PROBLEM REQUIREMENTS ::
Transcribe each line exactly.

THE RECORDS ::

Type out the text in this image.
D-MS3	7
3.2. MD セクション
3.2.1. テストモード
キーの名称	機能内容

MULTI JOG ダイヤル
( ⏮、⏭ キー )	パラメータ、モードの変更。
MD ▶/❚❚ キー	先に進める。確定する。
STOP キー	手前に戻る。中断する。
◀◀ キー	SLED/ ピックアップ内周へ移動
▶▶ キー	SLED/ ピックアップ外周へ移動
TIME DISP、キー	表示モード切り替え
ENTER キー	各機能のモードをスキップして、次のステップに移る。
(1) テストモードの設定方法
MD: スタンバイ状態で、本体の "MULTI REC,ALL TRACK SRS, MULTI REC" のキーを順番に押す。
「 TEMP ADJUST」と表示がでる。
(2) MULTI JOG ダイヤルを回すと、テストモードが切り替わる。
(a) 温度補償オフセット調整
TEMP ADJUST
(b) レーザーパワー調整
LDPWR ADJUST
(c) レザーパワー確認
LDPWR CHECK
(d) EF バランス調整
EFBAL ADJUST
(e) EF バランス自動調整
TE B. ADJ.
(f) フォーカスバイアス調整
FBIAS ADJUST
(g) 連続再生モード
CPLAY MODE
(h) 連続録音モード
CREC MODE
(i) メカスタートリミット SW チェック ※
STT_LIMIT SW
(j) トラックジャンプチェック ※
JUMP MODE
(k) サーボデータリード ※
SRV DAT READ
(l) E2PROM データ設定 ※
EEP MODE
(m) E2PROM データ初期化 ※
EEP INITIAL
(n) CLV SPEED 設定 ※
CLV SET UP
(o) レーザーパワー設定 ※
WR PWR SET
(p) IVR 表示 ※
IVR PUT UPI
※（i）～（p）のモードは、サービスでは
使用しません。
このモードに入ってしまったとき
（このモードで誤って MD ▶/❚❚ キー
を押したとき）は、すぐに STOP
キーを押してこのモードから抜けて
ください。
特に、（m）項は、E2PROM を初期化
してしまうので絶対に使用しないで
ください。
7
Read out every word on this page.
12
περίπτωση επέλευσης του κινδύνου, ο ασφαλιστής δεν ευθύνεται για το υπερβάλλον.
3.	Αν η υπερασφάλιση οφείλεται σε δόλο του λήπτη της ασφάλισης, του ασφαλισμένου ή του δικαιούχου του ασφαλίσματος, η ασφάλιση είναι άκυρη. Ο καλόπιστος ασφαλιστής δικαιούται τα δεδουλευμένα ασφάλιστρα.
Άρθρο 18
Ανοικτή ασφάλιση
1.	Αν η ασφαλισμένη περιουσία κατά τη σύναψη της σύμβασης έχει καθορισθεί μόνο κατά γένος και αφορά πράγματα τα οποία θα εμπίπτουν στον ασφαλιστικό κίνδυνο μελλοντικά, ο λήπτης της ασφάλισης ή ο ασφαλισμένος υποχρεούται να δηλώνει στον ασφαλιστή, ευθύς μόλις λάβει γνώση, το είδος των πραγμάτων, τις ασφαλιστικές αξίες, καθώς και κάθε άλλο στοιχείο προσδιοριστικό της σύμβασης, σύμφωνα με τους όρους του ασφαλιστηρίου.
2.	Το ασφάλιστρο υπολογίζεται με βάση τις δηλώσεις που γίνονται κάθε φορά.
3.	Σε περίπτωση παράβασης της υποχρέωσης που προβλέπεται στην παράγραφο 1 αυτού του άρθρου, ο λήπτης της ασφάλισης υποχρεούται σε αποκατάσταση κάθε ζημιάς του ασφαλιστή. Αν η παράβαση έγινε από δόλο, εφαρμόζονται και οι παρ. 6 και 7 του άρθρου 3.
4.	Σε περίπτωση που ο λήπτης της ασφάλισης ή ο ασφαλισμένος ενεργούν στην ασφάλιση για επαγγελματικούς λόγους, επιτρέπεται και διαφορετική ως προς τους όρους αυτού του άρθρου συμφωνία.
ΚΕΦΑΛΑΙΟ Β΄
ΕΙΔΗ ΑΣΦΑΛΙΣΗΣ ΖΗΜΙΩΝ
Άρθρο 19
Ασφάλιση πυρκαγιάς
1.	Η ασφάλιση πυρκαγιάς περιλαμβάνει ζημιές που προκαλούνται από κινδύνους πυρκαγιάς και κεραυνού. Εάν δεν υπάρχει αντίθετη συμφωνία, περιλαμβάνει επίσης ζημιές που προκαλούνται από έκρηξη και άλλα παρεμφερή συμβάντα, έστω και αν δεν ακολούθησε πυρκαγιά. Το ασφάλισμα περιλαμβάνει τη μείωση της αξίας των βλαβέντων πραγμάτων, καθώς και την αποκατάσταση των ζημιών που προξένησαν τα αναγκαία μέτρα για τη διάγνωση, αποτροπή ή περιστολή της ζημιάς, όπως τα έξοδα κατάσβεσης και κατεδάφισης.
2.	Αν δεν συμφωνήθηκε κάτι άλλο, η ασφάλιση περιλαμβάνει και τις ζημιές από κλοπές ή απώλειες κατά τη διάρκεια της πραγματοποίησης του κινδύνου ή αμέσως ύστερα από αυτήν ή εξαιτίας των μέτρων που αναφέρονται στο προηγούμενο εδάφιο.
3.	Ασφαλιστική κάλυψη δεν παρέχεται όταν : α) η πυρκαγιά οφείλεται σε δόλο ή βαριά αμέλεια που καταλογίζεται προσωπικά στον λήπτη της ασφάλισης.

TASK SOLUTION ::
Type out the text in this image.
D-MS3	7
3.2. MD セクション
3.2.1. テストモード
キーの名称	機能内容

MULTI JOG ダイヤル
( ⏮、⏭ キー )	パラメータ、モードの変更。
MD ▶/❚❚ キー	先に進める。確定する。
STOP キー	手前に戻る。中断する。
◀◀ キー	SLED/ ピックアップ内周へ移動
▶▶ キー	SLED/ ピックアップ外周へ移動
TIME DISP、キー	表示モード切り替え
ENTER キー	各機能のモードをスキップして、次のステップに移る。
(1) テストモードの設定方法
MD: スタンバイ状態で、本体の "MULTI REC,ALL TRACK SRS, MULTI REC" のキーを順番に押す。
「 TEMP ADJUST」と表示がでる。
(2) MULTI JOG ダイヤルを回すと、テストモードが切り替わる。
(a) 温度補償オフセット調整
TEMP ADJUST
(b) レーザーパワー調整
LDPWR ADJUST
(c) レザーパワー確認
LDPWR CHECK
(d) EF バランス調整
EFBAL ADJUST
(e) EF バランス自動調整
TE B. ADJ.
(f) フォーカスバイアス調整
FBIAS ADJUST
(g) 連続再生モード
CPLAY MODE
(h) 連続録音モード
CREC MODE
(i) メカスタートリミット SW チェック ※
STT_LIMIT SW
(j) トラックジャンプチェック ※
JUMP MODE
(k) サーボデータリード ※
SRV DAT READ
(l) E2PROM データ設定 ※
EEP MODE
(m) E2PROM データ初期化 ※
EEP INITIAL
(n) CLV SPEED 設定 ※
CLV SET UP
(o) レーザーパワー設定 ※
WR PWR SET
(p) IVR 表示 ※
IVR PUT UPI
※（i）～（p）のモードは、サービスでは
使用しません。
このモードに入ってしまったとき
（このモードで誤って MD ▶/❚❚ キー
を押したとき）は、すぐに STOP
キーを押してこのモードから抜けて
ください。
特に、（m）項は、E2PROM を初期化
してしまうので絶対に使用しないで
ください。
7
Read out every word on this page.
12
περίπτωση επέλευσης του κινδύνου, ο ασφαλιστής δεν ευθύνεται για το υπερβάλλον.
3.	Αν η υπερασφάλιση οφείλεται σε δόλο του λήπτη της ασφάλισης, του ασφαλισμένου ή του δικαιούχου του ασφαλίσματος, η ασφάλιση είναι άκυρη. Ο καλόπιστος ασφαλιστής δικαιούται τα δεδουλευμένα ασφάλιστρα.
Άρθρο 18
Ανοικτή ασφάλιση
1.	Αν η ασφαλισμένη περιουσία κατά τη σύναψη της σύμβασης έχει καθορισθεί μόνο κατά γένος και αφορά πράγματα τα οποία θα εμπίπτουν στον ασφαλιστικό κίνδυνο μελλοντικά, ο λήπτης της ασφάλισης ή ο ασφαλισμένος υποχρεούται να δηλώνει στον ασφαλιστή, ευθύς μόλις λάβει γνώση, το είδος των πραγμάτων, τις ασφαλιστικές αξίες, καθώς και κάθε άλλο στοιχείο προσδιοριστικό της σύμβασης, σύμφωνα με τους όρους του ασφαλιστηρίου.
2.	Το ασφάλιστρο υπολογίζεται με βάση τις δηλώσεις που γίνονται κάθε φορά.
3.	Σε περίπτωση παράβασης της υποχρέωσης που προβλέπεται στην παράγραφο 1 αυτού του άρθρου, ο λήπτης της ασφάλισης υποχρεούται σε αποκατάσταση κάθε ζημιάς του ασφαλιστή. Αν η παράβαση έγινε από δόλο, εφαρμόζονται και οι παρ. 6 και 7 του άρθρου 3.
4.	Σε περίπτωση που ο λήπτης της ασφάλισης ή ο ασφαλισμένος ενεργούν στην ασφάλιση για επαγγελματικούς λόγους, επιτρέπεται και διαφορετική ως προς τους όρους αυτού του άρθρου συμφωνία.
ΚΕΦΑΛΑΙΟ Β΄
ΕΙΔΗ ΑΣΦΑΛΙΣΗΣ ΖΗΜΙΩΝ
Άρθρο 19
Ασφάλιση πυρκαγιάς
1.	Η ασφάλιση πυρκαγιάς περιλαμβάνει ζημιές που προκαλούνται από κινδύνους πυρκαγιάς και κεραυνού. Εάν δεν υπάρχει αντίθετη συμφωνία, περιλαμβάνει επίσης ζημιές που προκαλούνται από έκρηξη και άλλα παρεμφερή συμβάντα, έστω και αν δεν ακολούθησε πυρκαγιά. Το ασφάλισμα περιλαμβάνει τη μείωση της αξίας των βλαβέντων πραγμάτων, καθώς και την αποκατάσταση των ζημιών που προξένησαν τα αναγκαία μέτρα για τη διάγνωση, αποτροπή ή περιστολή της ζημιάς, όπως τα έξοδα κατάσβεσης και κατεδάφισης.
2.	Αν δεν συμφωνήθηκε κάτι άλλο, η ασφάλιση περιλαμβάνει και τις ζημιές από κλοπές ή απώλειες κατά τη διάρκεια της πραγματοποίησης του κινδύνου ή αμέσως ύστερα από αυτήν ή εξαιτίας των μέτρων που αναφέρονται στο προηγούμενο εδάφιο.
3.	Ασφαλιστική κάλυψη δεν παρέχεται όταν : α) η πυρκαγιά οφείλεται σε δόλο ή βαριά αμέλεια που καταλογίζεται προσωπικά στον λήπτη της ασφάλισης.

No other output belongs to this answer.